Required work
Your task is to copy every line of the entries that contains "towarów".

════════

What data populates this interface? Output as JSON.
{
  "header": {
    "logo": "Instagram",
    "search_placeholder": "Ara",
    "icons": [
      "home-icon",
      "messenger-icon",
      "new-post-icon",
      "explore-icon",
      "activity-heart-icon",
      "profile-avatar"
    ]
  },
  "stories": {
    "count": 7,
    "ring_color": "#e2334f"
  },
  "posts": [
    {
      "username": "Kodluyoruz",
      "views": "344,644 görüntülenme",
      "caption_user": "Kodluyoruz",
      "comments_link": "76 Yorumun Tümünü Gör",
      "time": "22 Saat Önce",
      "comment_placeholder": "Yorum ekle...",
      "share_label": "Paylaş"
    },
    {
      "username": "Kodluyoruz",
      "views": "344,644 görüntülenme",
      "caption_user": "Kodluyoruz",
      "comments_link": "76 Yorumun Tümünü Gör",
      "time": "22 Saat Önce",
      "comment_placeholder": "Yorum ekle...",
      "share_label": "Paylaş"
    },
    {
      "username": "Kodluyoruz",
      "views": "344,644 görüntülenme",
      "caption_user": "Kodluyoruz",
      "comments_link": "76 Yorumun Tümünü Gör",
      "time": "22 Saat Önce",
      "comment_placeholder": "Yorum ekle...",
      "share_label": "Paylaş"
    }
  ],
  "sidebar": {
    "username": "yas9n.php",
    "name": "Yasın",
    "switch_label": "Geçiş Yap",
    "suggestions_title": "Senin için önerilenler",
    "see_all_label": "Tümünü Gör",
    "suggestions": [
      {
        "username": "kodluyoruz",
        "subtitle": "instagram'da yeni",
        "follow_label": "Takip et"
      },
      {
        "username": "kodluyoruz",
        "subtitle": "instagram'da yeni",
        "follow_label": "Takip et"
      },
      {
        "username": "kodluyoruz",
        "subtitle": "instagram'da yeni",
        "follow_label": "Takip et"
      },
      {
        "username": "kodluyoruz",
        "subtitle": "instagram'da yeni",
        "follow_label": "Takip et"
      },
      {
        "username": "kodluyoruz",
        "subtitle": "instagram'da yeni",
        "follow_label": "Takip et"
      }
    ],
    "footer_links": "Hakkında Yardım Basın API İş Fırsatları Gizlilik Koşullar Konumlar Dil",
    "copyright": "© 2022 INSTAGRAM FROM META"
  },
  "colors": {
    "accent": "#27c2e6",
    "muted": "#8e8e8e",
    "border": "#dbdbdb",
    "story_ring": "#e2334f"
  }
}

════════

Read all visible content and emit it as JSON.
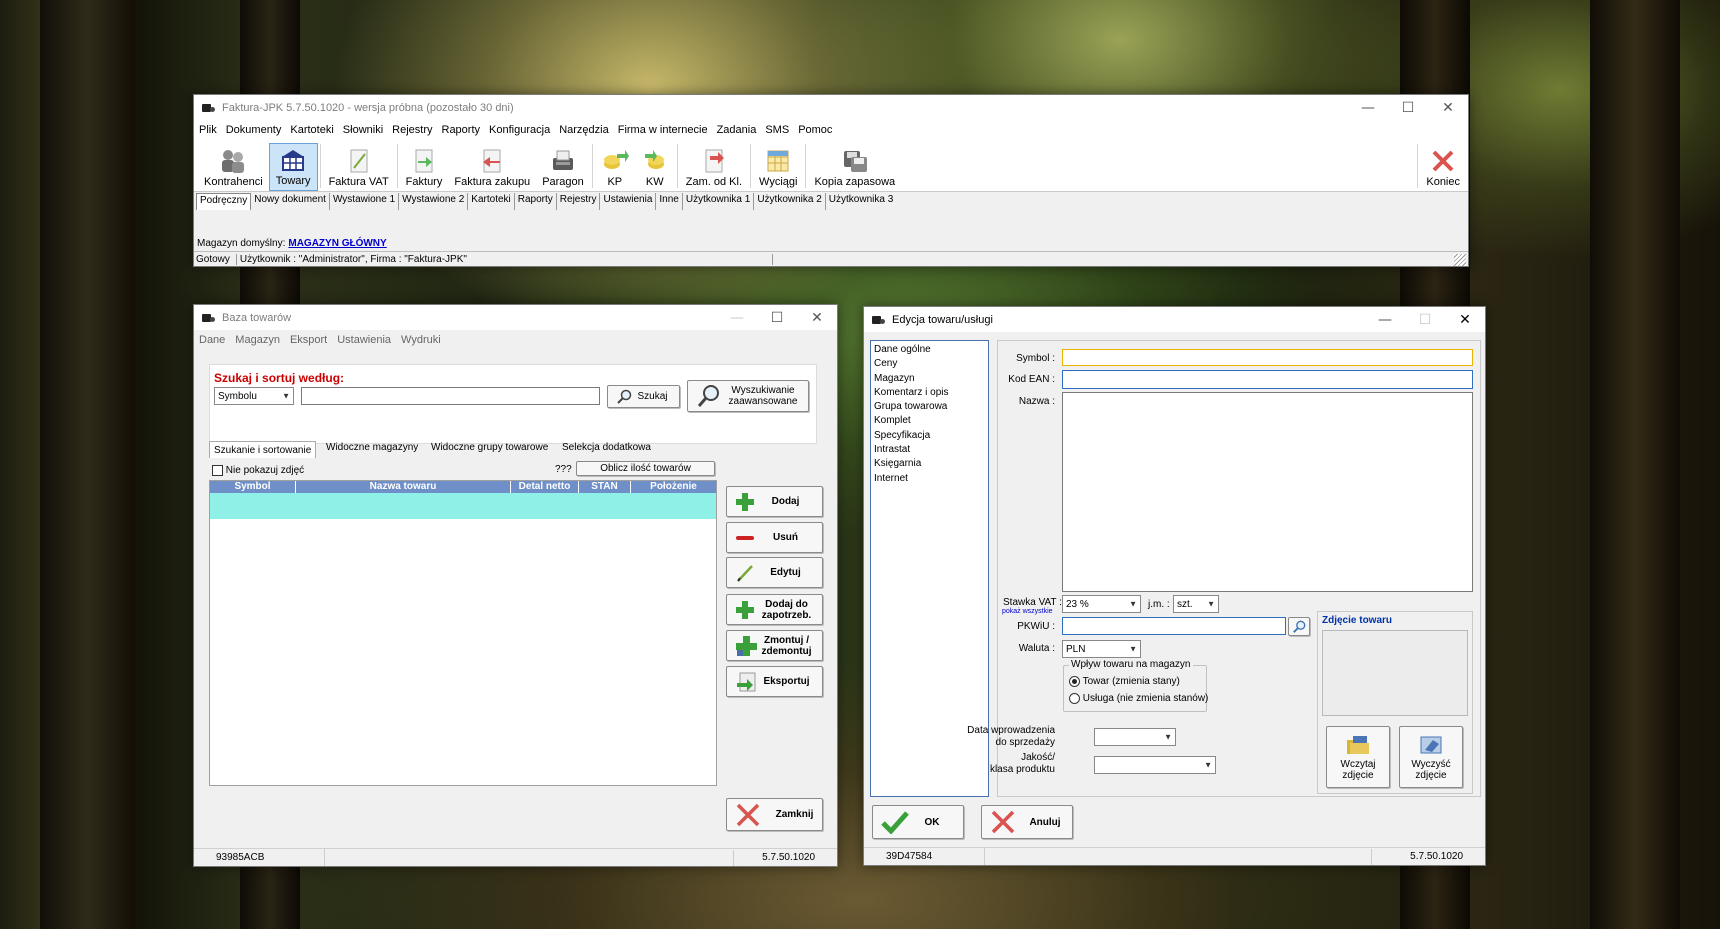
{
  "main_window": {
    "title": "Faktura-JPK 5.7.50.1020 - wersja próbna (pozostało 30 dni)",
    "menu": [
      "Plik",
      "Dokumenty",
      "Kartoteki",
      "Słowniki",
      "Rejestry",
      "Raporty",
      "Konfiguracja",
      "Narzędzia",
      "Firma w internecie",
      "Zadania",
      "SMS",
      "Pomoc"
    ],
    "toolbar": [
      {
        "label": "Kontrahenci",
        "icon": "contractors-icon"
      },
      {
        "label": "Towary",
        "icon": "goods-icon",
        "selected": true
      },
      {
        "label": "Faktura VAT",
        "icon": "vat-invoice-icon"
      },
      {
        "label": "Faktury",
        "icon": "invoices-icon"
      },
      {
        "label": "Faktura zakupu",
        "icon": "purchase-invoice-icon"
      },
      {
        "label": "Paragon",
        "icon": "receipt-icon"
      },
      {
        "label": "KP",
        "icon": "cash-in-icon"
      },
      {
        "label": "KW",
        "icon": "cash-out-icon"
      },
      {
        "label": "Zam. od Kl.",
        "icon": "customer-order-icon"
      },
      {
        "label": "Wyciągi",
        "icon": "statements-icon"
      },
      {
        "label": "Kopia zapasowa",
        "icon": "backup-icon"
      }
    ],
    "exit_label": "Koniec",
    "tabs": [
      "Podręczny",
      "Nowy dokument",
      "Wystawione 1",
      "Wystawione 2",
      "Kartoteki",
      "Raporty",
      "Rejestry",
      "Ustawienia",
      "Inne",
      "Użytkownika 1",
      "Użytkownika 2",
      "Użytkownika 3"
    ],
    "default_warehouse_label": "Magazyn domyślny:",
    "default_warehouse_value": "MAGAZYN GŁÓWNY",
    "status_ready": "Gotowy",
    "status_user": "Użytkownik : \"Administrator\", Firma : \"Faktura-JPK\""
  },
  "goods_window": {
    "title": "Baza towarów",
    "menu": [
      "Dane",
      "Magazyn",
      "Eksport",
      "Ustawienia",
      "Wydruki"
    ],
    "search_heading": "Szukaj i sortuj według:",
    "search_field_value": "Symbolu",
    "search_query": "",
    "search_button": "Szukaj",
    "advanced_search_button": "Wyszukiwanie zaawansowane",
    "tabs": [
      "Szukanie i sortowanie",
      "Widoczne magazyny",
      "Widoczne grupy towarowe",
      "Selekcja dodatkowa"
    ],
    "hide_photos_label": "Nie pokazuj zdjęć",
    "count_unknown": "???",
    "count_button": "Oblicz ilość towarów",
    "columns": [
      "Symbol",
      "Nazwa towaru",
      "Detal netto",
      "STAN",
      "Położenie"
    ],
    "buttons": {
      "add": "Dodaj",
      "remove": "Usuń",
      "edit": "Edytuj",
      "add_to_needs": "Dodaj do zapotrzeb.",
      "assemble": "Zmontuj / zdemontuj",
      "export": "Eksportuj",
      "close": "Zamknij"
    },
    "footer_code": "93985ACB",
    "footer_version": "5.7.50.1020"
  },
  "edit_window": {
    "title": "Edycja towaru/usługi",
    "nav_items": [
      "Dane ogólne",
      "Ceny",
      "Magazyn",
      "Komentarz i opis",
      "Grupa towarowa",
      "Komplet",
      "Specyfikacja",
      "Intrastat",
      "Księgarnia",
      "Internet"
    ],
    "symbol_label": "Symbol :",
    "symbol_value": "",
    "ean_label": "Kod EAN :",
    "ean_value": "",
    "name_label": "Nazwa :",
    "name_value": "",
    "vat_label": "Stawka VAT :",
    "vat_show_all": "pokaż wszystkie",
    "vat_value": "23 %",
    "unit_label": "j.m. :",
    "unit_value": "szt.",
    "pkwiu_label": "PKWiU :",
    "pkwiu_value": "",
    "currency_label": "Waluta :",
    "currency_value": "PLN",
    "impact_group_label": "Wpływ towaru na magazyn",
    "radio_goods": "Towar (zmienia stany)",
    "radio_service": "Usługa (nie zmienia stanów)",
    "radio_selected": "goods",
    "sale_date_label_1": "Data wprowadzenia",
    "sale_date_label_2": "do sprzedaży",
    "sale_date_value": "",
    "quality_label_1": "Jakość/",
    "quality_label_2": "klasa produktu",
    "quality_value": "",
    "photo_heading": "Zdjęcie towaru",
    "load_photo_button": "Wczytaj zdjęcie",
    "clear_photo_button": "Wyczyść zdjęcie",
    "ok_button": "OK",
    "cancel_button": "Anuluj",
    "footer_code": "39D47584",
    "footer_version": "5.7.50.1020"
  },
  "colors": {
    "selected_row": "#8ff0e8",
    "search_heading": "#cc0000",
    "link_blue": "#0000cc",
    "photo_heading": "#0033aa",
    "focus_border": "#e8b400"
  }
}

════════

Solution for this exercise
    "title": "Baza towarów",
    "count_button": "Oblicz ilość towarów",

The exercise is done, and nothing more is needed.